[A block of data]
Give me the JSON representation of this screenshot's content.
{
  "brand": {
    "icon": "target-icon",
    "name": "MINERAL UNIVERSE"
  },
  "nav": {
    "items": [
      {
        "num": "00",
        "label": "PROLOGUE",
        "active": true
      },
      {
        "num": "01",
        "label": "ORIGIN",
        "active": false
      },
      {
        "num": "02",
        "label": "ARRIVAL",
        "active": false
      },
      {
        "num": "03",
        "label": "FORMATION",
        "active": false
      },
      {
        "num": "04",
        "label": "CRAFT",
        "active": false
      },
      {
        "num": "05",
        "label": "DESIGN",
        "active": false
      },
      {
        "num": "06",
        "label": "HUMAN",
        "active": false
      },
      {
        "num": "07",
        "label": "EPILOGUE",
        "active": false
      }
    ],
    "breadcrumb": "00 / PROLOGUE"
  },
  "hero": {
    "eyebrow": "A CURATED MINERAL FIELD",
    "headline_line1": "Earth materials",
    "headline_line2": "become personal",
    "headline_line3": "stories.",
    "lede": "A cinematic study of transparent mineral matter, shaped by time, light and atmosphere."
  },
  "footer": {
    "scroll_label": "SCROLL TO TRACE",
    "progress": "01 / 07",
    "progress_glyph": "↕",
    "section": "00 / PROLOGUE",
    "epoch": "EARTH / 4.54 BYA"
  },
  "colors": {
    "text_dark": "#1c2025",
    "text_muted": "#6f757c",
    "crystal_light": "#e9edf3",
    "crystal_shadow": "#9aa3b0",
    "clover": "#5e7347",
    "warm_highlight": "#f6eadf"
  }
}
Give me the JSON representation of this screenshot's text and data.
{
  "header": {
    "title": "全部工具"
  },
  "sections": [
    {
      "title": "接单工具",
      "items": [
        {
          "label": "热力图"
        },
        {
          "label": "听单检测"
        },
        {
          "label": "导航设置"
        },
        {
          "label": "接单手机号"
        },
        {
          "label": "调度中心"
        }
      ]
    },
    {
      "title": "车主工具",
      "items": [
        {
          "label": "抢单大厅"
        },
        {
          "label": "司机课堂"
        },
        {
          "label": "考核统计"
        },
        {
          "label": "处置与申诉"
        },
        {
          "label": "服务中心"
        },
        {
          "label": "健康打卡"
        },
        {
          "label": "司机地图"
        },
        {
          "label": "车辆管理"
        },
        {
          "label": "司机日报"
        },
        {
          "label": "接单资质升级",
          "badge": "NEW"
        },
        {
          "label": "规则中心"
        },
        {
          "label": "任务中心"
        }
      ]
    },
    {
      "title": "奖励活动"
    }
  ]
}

## Aim of the exercise
Look through the data and show every line containing "JSON".

## Task output
Give me the JSON representation of this screenshot's content.
Give me the JSON representation of this screenshot's text and data.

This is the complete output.